### Your objective
Wherever the word "красивые" appears in a line, extract that line.

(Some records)
===

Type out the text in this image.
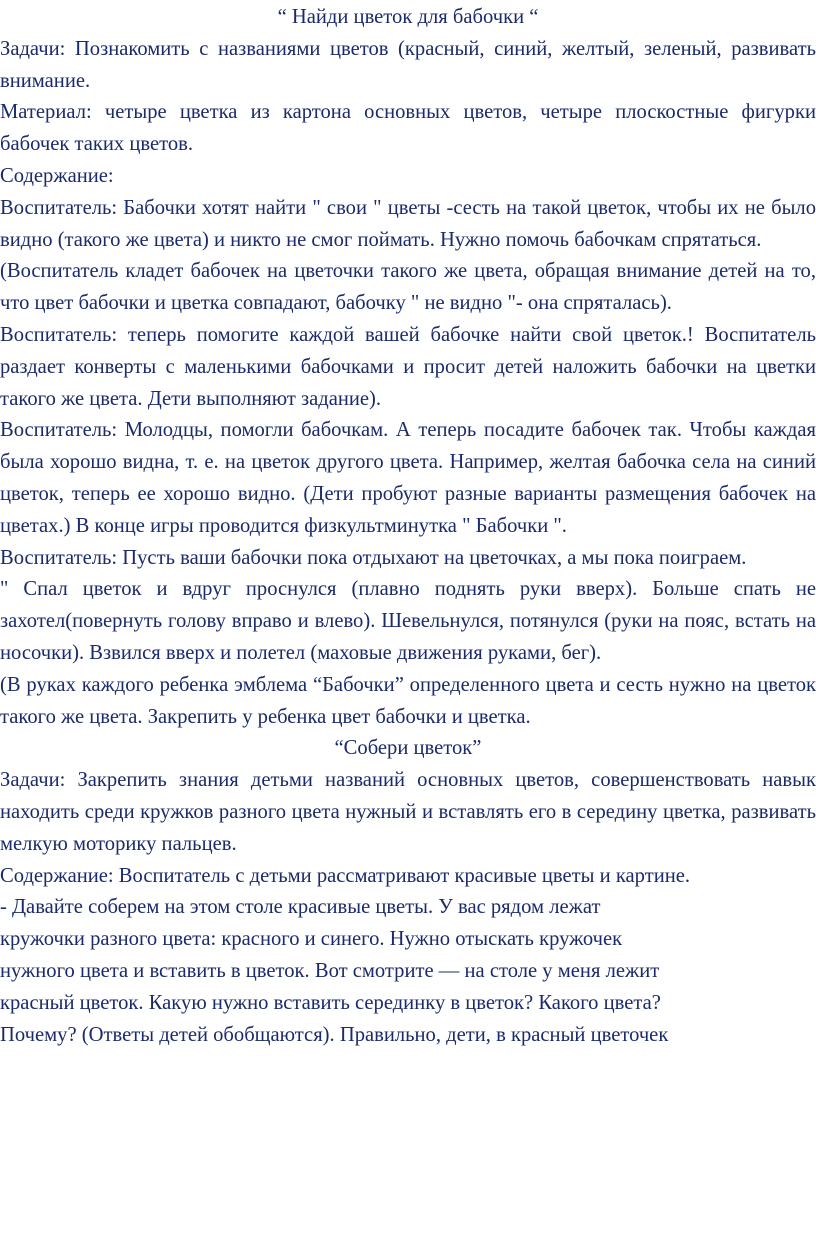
“ Найди цветок для бабочки “

Задачи: Познакомить с названиями цветов (красный, синий, желтый, зеленый, развивать внимание.

Материал: четыре цветка из картона основных цветов, четыре плоскостные фигурки бабочек таких цветов.

Содержание:

Воспитатель: Бабочки хотят найти " свои " цветы -сесть на такой цветок, чтобы их не было видно (такого же цвета) и никто не смог поймать. Нужно помочь бабочкам спрятаться.

(Воспитатель кладет бабочек на цветочки такого же цвета, обращая внимание детей на то, что цвет бабочки и цветка совпадают, бабочку " не видно "- она спряталась).

Воспитатель: теперь помогите каждой вашей бабочке найти свой цветок.! Воспитатель раздает конверты с маленькими бабочками и просит детей наложить бабочки на цветки такого же цвета. Дети выполняют задание).

Воспитатель: Молодцы, помогли бабочкам. А теперь посадите бабочек так. Чтобы каждая была хорошо видна, т. е. на цветок другого цвета. Например, желтая бабочка села на синий цветок, теперь ее хорошо видно. (Дети пробуют разные варианты размещения бабочек на цветах.) В конце игры проводится физкультминутка " Бабочки ".

Воспитатель: Пусть ваши бабочки пока отдыхают на цветочках, а мы пока поиграем.

" Спал цветок и вдруг проснулся (плавно поднять руки вверх). Больше спать не захотел(повернуть голову вправо и влево). Шевельнулся, потянулся (руки на пояс, встать на носочки). Взвился вверх и полетел (маховые движения руками, бег).

(В руках каждого ребенка эмблема “Бабочки” определенного цвета и сесть нужно на цветок такого же цвета. Закрепить у ребенка цвет бабочки и цветка.

“Собери цветок”

Задачи: Закрепить знания детьми названий основных цветов, совершенствовать навык находить среди кружков разного цвета нужный и вставлять его в середину цветка, развивать мелкую моторику пальцев.

Содержание: Воспитатель с детьми рассматривают красивые цветы и картине.

- Давайте соберем на этом столе красивые цветы. У вас рядом лежат

кружочки разного цвета: красного и синего. Нужно отыскать кружочек

нужного цвета и вставить в цветок. Вот смотрите — на столе у меня лежит

красный цветок. Какую нужно вставить серединку в цветок? Какого цвета?

Почему? (Ответы детей обобщаются). Правильно, дети, в красный цветочек
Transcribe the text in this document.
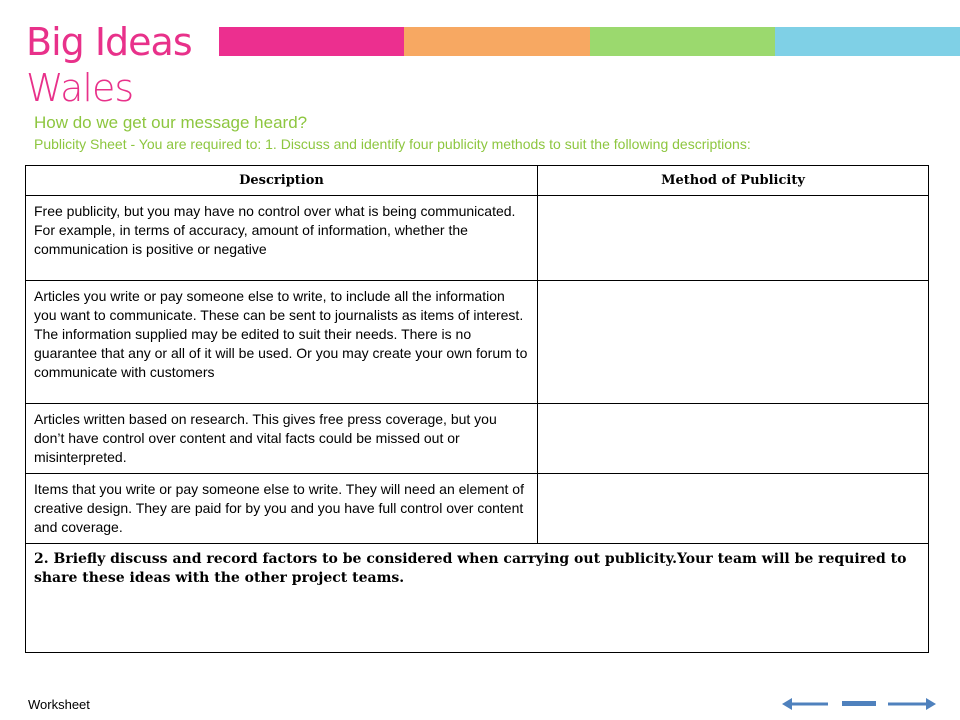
Big Ideas

Wales

How do we get our message heard?

Publicity Sheet - You are required to: 1. Discuss and identify four publicity methods to suit the following descriptions:

Description	Method of Publicity
Free publicity, but you may have no control over what is being communicated. For example, in terms of accuracy, amount of information, whether the communication is positive or negative	
Articles you write or pay someone else to write, to include all the information you want to communicate. These can be sent to journalists as items of interest. The information supplied may be edited to suit their needs. There is no guarantee that any or all of it will be used. Or you may create your own forum to communicate with customers	
Articles written based on research. This gives free press coverage, but you don’t have control over content and vital facts could be missed out or misinterpreted.	
Items that you write or pay someone else to write. They will need an element of creative design. They are paid for by you and you have full control over content and coverage.	
2. Briefly discuss and record factors to be considered when carrying out publicity.Your team will be required to share these ideas with the other project teams.	

Worksheet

===

### Solution
Содержание: Воспитатель с детьми рассматривают красивые цветы и картине.
- Давайте соберем на этом столе красивые цветы. У вас рядом лежат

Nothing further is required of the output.